▶ Task objective
Present the following entries again, word for word and in full.

▶ Rows
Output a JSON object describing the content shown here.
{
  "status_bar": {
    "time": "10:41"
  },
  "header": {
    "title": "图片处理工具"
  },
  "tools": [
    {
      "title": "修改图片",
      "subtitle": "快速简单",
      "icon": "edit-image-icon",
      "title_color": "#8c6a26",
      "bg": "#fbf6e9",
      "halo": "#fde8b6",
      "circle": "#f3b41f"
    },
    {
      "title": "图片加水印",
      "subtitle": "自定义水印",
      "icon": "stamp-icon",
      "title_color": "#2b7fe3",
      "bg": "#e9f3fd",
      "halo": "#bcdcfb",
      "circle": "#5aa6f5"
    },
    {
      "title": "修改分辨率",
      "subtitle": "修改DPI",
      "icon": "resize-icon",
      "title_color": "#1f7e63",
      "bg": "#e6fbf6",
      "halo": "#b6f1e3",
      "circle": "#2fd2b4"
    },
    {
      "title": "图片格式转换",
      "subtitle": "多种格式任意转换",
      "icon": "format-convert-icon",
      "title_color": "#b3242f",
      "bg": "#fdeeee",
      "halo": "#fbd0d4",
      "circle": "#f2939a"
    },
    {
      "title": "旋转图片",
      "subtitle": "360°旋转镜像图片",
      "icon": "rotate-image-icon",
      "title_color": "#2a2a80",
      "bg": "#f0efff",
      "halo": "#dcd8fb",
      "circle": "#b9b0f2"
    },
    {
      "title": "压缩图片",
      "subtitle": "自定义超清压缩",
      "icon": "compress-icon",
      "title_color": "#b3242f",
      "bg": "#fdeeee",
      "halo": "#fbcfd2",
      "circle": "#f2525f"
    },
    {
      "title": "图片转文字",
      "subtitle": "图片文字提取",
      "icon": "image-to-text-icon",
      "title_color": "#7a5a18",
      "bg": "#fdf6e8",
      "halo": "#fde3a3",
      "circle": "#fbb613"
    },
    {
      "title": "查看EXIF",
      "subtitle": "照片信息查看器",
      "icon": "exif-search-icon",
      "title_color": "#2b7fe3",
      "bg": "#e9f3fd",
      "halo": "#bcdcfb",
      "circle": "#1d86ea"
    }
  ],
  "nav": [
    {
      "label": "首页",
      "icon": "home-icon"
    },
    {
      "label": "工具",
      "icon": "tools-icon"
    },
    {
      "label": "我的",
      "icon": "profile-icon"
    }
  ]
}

▶ Finished exercise
Output a JSON object describing the content shown here.
{
  "status_bar": {
    "time": "10:41"
  },
  "header": {
    "title": "图片处理工具"
  },
  "tools": [
    {
      "title": "修改图片",
      "subtitle": "快速简单",
      "icon": "edit-image-icon",
      "title_color": "#8c6a26",
      "bg": "#fbf6e9",
      "halo": "#fde8b6",
      "circle": "#f3b41f"
    },
    {
      "title": "图片加水印",
      "subtitle": "自定义水印",
      "icon": "stamp-icon",
      "title_color": "#2b7fe3",
      "bg": "#e9f3fd",
      "halo": "#bcdcfb",
      "circle": "#5aa6f5"
    },
    {
      "title": "修改分辨率",
      "subtitle": "修改DPI",
      "icon": "resize-icon",
      "title_color": "#1f7e63",
      "bg": "#e6fbf6",
      "halo": "#b6f1e3",
      "circle": "#2fd2b4"
    },
    {
      "title": "图片格式转换",
      "subtitle": "多种格式任意转换",
      "icon": "format-convert-icon",
      "title_color": "#b3242f",
      "bg": "#fdeeee",
      "halo": "#fbd0d4",
      "circle": "#f2939a"
    },
    {
      "title": "旋转图片",
      "subtitle": "360°旋转镜像图片",
      "icon": "rotate-image-icon",
      "title_color": "#2a2a80",
      "bg": "#f0efff",
      "halo": "#dcd8fb",
      "circle": "#b9b0f2"
    },
    {
      "title": "压缩图片",
      "subtitle": "自定义超清压缩",
      "icon": "compress-icon",
      "title_color": "#b3242f",
      "bg": "#fdeeee",
      "halo": "#fbcfd2",
      "circle": "#f2525f"
    },
    {
      "title": "图片转文字",
      "subtitle": "图片文字提取",
      "icon": "image-to-text-icon",
      "title_color": "#7a5a18",
      "bg": "#fdf6e8",
      "halo": "#fde3a3",
      "circle": "#fbb613"
    },
    {
      "title": "查看EXIF",
      "subtitle": "照片信息查看器",
      "icon": "exif-search-icon",
      "title_color": "#2b7fe3",
      "bg": "#e9f3fd",
      "halo": "#bcdcfb",
      "circle": "#1d86ea"
    }
  ],
  "nav": [
    {
      "label": "首页",
      "icon": "home-icon"
    },
    {
      "label": "工具",
      "icon": "tools-icon"
    },
    {
      "label": "我的",
      "icon": "profile-icon"
    }
  ]
}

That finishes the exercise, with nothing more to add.